::: Provided data

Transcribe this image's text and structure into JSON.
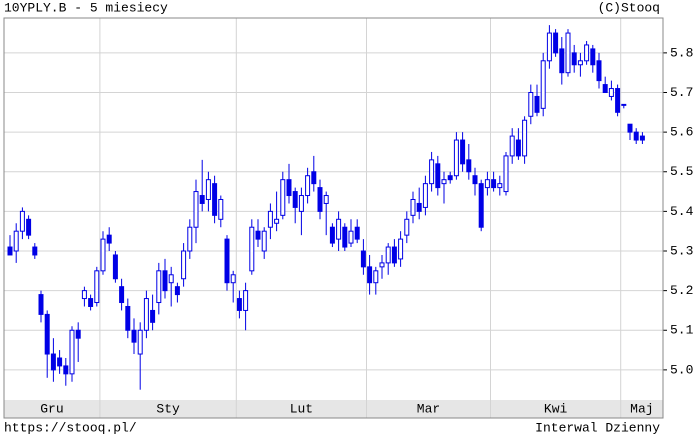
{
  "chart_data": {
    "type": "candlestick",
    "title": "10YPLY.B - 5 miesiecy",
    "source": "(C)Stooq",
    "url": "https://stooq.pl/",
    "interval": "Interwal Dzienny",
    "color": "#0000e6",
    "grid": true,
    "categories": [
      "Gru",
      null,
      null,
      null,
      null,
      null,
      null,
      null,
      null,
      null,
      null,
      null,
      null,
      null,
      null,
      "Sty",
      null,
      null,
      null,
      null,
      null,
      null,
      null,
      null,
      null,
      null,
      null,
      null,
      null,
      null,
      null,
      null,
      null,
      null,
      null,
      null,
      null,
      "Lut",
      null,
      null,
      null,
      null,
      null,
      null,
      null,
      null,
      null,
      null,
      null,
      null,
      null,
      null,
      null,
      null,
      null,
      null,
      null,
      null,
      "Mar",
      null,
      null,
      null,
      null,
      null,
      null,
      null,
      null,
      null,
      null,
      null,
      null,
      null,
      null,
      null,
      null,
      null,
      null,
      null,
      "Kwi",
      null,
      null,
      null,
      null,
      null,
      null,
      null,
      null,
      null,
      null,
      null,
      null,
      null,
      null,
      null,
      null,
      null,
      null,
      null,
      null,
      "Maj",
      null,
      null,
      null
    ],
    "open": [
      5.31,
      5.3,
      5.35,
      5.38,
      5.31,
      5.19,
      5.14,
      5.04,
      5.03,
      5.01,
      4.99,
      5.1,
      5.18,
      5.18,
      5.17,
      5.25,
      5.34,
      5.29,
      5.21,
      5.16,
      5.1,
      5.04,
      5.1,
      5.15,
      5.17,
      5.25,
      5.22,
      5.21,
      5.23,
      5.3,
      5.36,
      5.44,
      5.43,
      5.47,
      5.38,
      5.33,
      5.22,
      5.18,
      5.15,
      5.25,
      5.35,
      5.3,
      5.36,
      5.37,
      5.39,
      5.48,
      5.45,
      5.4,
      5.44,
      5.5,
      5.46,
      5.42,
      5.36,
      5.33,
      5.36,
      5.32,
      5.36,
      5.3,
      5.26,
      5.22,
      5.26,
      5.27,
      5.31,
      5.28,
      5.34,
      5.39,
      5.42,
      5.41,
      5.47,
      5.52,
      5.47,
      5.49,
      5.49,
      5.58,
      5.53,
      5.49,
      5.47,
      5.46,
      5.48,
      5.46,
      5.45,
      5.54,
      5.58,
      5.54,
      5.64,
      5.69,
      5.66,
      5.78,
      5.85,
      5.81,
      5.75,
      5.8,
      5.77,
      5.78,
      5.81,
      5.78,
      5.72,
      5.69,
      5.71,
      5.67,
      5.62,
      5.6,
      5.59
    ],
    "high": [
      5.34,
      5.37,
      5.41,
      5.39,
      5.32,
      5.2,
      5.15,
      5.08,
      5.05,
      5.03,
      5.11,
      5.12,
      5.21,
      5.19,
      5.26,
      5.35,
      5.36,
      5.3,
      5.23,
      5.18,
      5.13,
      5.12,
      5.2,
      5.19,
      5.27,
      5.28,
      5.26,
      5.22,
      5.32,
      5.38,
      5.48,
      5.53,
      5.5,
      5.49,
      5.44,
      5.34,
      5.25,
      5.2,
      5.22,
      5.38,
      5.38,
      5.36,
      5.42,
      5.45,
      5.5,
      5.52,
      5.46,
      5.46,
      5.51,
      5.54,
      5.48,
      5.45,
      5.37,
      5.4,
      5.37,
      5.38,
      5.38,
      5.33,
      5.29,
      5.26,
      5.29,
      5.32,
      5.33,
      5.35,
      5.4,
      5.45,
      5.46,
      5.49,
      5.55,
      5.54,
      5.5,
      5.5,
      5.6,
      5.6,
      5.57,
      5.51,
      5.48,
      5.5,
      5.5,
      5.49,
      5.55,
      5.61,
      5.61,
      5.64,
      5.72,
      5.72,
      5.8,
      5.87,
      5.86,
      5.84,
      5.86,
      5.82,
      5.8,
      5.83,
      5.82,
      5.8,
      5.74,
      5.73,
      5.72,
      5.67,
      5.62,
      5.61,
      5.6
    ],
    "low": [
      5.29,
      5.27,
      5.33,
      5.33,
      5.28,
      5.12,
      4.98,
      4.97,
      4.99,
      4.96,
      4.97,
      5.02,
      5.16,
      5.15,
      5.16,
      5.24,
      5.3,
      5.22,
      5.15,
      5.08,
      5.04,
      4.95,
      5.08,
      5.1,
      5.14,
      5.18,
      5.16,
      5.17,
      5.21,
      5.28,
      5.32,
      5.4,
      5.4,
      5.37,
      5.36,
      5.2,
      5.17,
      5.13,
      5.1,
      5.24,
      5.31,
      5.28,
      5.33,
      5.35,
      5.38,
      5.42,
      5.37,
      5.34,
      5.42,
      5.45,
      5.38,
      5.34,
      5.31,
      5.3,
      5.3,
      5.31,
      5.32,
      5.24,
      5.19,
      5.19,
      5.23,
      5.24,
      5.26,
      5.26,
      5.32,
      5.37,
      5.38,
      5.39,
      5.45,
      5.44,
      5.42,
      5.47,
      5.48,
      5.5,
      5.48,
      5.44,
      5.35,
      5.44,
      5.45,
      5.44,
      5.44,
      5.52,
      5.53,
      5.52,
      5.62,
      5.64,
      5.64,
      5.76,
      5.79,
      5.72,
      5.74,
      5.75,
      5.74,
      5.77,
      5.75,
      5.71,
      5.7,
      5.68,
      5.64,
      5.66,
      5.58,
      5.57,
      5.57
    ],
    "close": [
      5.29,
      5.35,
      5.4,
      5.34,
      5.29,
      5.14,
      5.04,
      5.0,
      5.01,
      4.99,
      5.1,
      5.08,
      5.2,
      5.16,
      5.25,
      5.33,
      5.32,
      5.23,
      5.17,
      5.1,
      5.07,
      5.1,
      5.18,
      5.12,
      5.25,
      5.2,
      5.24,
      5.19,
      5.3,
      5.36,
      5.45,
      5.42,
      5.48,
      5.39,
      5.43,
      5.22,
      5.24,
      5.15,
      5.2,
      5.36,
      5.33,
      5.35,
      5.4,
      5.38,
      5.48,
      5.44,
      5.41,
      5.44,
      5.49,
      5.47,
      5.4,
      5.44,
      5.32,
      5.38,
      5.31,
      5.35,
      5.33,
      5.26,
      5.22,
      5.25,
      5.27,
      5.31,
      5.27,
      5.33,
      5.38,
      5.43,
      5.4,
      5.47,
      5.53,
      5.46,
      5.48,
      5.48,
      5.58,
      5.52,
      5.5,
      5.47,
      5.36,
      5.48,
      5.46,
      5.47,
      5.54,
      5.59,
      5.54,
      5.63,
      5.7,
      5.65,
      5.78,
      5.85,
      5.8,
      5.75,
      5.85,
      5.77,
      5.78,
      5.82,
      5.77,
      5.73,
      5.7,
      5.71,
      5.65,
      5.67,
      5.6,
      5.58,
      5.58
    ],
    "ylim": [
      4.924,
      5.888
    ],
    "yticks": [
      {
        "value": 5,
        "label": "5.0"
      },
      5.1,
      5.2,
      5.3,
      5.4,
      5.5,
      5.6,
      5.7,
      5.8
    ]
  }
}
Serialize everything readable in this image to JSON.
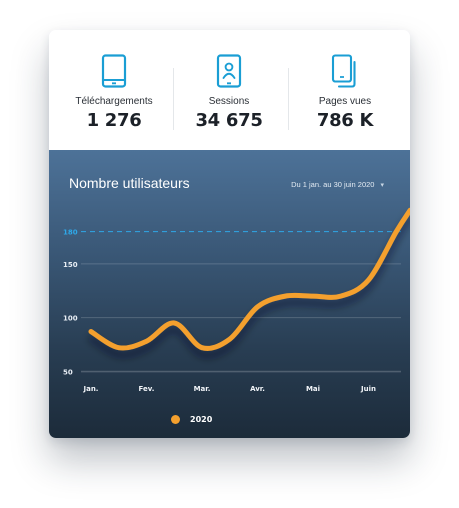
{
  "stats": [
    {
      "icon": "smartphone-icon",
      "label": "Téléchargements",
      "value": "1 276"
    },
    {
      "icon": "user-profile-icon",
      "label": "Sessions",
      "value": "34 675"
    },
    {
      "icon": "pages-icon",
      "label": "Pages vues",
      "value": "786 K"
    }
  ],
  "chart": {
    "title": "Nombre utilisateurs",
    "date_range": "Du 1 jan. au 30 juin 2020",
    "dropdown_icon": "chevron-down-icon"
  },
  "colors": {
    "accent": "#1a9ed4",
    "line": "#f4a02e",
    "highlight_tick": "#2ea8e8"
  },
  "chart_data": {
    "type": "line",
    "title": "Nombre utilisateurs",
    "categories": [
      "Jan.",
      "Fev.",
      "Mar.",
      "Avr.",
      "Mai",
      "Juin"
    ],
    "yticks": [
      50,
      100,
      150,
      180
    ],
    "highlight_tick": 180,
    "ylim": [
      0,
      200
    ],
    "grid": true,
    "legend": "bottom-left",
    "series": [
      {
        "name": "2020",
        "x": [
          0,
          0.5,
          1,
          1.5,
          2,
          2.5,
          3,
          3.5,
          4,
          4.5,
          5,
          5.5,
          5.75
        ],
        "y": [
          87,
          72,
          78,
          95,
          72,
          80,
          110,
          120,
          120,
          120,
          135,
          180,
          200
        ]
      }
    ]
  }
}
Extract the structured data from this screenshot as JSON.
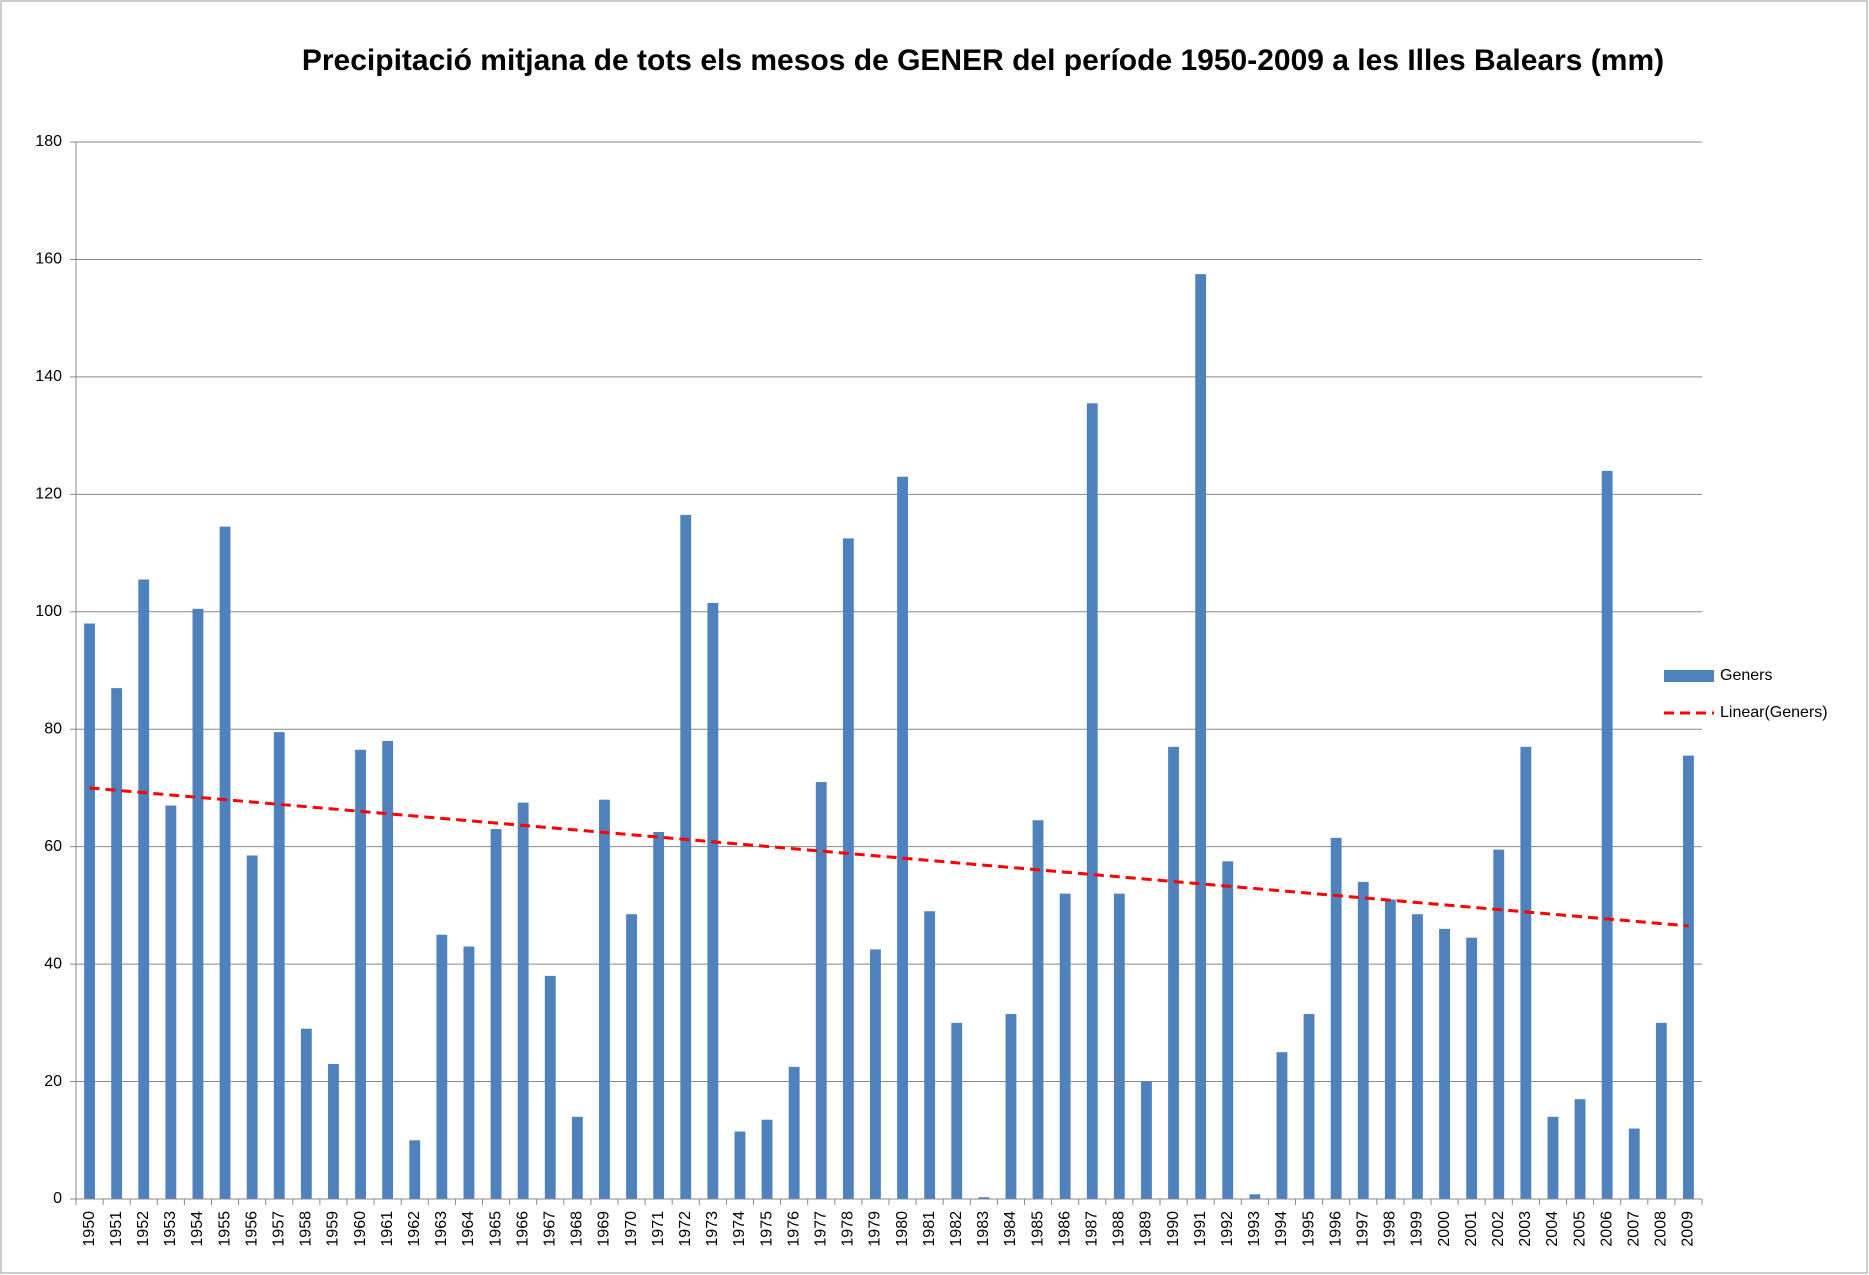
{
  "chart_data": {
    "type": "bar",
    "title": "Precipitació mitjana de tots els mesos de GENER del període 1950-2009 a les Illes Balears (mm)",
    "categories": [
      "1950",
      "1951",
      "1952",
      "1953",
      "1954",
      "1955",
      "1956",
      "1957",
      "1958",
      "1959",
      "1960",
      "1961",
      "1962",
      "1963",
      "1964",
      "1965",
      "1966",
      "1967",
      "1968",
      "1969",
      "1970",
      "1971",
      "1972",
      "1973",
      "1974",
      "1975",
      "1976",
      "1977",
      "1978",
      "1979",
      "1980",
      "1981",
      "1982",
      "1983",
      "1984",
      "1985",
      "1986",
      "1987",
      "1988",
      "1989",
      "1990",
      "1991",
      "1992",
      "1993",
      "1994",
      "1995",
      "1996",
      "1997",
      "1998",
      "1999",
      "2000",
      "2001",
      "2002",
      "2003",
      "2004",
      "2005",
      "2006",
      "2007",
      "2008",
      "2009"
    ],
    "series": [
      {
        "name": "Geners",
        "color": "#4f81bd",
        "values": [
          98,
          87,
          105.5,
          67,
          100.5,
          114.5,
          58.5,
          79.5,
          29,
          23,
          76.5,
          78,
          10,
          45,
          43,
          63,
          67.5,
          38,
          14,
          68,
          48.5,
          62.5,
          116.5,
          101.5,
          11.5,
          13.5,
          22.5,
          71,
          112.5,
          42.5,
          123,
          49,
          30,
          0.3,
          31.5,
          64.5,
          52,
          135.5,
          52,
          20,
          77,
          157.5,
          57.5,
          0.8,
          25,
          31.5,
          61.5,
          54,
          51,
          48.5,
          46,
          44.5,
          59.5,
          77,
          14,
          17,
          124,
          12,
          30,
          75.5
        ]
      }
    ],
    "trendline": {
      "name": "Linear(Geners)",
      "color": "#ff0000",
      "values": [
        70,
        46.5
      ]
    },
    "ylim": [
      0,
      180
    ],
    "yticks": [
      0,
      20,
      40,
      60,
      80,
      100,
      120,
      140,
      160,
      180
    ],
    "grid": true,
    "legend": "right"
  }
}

::::::

What is needed -
Work out how many lines of the listing above include the word "title". Reply with nothing but the count.

Exercise answer -
4